↓
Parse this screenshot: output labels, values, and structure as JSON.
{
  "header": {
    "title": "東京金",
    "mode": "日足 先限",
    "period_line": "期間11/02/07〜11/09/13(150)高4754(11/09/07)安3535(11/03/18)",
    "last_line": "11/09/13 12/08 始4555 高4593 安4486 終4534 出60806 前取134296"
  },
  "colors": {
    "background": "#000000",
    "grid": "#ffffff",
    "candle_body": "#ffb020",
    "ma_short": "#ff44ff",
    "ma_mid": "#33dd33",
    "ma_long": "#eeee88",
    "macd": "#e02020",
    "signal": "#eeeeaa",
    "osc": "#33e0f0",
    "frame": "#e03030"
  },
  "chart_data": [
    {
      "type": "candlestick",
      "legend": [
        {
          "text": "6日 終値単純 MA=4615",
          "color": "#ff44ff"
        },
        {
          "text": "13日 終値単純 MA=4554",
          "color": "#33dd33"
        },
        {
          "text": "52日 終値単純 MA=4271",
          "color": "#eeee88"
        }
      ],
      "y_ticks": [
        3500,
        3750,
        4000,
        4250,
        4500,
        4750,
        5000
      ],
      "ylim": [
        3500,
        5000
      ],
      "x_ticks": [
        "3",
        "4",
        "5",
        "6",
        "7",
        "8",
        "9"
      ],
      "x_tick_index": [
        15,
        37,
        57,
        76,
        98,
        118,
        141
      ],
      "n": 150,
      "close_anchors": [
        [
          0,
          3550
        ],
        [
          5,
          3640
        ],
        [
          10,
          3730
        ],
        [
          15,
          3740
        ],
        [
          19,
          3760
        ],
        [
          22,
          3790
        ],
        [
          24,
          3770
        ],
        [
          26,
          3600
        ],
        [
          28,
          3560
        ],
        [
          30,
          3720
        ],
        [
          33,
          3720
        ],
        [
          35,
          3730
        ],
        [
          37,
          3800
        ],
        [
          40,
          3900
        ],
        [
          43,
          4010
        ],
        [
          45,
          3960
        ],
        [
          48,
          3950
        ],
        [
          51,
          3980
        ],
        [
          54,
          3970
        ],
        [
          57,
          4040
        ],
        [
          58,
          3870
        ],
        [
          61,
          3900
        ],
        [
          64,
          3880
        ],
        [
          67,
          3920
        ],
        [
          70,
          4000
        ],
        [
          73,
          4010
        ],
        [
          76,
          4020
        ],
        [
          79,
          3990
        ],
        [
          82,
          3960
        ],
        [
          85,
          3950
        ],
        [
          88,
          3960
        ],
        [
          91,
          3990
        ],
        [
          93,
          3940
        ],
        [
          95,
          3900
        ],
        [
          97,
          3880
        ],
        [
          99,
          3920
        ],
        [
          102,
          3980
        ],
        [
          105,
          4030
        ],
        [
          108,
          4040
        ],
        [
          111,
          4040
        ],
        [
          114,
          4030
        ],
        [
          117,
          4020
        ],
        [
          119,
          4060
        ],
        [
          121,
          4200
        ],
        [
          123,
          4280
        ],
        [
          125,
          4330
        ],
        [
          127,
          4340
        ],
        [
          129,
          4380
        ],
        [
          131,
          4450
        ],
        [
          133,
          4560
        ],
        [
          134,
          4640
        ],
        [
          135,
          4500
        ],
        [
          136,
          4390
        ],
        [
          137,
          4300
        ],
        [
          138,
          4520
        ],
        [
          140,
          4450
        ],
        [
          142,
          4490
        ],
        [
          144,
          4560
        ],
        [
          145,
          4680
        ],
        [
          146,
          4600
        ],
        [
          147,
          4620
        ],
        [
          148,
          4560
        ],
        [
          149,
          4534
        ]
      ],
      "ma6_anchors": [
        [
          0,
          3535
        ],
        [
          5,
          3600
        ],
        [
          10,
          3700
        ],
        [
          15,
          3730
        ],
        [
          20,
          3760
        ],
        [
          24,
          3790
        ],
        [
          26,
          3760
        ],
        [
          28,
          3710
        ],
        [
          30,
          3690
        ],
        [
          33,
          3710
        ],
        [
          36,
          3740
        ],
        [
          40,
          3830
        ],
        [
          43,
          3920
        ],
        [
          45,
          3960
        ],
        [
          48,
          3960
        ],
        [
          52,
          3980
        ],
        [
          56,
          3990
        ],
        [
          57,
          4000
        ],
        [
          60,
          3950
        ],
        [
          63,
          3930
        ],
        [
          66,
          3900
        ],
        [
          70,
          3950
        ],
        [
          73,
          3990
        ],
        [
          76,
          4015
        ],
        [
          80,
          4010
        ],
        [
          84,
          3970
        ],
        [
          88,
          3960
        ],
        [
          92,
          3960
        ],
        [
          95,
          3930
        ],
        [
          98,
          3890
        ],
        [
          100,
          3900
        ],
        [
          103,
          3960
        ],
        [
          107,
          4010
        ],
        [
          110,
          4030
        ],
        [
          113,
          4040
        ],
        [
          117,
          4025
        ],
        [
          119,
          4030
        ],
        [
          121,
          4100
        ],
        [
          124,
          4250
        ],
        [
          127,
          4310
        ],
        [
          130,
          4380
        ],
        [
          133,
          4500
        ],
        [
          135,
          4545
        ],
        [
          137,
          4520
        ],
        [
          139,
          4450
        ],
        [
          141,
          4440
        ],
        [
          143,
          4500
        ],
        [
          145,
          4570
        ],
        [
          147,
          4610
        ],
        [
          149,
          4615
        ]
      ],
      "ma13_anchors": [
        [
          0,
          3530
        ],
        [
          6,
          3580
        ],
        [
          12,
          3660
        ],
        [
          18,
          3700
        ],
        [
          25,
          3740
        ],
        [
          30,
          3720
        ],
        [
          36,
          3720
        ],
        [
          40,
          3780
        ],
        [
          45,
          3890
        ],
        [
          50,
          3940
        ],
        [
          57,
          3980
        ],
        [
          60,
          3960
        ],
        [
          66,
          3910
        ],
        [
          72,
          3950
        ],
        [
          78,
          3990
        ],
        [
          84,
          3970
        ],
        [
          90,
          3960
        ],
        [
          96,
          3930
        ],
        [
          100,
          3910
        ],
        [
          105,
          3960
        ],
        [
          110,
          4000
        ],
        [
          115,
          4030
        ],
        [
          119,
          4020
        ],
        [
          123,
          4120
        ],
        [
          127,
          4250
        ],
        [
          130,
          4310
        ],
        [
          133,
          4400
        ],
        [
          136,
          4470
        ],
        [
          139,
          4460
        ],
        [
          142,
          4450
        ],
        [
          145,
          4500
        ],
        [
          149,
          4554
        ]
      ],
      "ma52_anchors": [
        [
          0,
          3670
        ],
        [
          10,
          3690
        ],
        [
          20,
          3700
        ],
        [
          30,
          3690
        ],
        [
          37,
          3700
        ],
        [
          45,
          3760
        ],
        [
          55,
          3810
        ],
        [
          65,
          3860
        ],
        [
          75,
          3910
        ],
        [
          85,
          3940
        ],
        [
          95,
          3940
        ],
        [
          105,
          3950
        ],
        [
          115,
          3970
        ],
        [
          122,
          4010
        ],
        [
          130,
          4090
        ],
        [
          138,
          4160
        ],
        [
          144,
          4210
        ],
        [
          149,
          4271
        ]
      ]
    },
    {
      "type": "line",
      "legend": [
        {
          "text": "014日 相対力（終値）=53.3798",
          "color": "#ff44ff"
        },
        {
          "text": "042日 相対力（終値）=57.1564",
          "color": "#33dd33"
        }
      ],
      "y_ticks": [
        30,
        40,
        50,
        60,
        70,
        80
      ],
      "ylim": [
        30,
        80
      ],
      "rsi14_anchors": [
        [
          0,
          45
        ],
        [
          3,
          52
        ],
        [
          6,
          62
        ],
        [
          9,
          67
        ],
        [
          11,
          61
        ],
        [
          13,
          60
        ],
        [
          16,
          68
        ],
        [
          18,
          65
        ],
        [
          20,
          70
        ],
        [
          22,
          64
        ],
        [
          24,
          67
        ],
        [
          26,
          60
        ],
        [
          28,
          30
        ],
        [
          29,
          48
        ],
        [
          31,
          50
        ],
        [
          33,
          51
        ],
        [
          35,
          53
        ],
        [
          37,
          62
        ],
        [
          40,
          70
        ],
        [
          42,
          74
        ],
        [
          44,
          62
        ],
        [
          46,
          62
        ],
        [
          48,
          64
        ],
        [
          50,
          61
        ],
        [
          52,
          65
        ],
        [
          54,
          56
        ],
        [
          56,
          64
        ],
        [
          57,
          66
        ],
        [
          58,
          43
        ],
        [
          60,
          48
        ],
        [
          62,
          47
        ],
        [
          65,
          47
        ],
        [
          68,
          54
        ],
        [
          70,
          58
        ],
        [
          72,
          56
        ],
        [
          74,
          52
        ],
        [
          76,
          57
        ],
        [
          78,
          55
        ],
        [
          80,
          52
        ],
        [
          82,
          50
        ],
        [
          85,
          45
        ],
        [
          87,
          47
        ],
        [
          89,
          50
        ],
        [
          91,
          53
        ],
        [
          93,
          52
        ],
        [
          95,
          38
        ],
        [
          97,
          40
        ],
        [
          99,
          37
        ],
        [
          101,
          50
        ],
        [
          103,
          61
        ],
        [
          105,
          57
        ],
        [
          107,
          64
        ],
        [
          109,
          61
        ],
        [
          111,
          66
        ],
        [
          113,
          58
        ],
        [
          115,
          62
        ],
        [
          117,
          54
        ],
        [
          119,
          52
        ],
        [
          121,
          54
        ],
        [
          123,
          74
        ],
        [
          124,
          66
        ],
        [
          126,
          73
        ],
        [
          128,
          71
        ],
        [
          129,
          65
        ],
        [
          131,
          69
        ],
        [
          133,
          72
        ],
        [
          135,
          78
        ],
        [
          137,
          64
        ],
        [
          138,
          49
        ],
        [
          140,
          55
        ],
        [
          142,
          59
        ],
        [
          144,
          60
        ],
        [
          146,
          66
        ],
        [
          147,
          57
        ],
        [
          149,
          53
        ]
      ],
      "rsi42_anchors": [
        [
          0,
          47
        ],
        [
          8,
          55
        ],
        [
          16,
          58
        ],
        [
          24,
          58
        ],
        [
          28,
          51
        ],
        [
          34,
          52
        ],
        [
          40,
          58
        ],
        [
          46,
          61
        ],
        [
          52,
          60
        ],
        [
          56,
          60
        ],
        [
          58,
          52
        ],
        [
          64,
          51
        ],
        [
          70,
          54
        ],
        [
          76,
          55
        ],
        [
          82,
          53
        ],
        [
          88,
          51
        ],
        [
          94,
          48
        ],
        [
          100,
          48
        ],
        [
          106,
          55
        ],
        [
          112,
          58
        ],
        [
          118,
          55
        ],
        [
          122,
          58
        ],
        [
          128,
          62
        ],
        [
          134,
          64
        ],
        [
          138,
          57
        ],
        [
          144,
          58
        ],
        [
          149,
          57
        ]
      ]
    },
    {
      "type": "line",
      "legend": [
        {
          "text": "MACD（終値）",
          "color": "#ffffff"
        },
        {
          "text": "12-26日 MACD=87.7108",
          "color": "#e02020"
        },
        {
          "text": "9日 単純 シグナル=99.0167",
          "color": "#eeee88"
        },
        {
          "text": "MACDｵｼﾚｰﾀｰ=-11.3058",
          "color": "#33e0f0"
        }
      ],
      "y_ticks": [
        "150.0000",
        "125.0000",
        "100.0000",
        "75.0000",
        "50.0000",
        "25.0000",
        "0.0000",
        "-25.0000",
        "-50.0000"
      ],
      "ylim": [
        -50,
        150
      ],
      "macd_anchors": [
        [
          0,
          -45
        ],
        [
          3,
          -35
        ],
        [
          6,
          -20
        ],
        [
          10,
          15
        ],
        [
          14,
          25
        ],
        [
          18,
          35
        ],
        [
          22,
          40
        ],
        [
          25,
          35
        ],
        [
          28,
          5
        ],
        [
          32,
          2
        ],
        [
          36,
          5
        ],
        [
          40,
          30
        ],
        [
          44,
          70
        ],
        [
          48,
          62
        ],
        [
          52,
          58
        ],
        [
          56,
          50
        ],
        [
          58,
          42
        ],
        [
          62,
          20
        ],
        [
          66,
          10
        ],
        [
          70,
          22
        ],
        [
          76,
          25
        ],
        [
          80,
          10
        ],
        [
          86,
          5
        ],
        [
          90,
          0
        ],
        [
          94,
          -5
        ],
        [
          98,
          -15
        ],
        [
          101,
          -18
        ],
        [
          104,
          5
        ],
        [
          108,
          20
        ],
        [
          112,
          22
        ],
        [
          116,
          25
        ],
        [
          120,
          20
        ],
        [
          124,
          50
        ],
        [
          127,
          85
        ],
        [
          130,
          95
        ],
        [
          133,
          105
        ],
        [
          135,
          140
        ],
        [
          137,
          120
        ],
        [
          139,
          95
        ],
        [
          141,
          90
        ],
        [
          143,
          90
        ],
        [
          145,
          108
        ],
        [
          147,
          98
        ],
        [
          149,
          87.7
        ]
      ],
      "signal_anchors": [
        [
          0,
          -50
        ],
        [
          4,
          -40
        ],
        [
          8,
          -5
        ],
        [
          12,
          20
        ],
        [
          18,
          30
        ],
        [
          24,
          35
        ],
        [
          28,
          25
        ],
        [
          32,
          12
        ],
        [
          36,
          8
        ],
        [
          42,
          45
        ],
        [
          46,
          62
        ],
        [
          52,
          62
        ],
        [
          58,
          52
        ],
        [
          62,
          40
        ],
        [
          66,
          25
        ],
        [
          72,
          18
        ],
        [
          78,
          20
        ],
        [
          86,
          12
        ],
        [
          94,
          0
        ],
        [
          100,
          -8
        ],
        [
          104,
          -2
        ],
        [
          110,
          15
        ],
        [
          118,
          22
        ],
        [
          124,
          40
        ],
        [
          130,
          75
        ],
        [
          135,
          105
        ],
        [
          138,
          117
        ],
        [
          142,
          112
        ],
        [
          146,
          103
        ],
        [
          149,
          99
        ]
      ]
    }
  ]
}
↑
Look through the entries and find each line that has the string "終値単純". Copy those lines.

*PROBLEM SOLUTION:*
          "text": "6日 終値単純 MA=4615",
          "text": "13日 終値単純 MA=4554",
          "text": "52日 終値単純 MA=4271",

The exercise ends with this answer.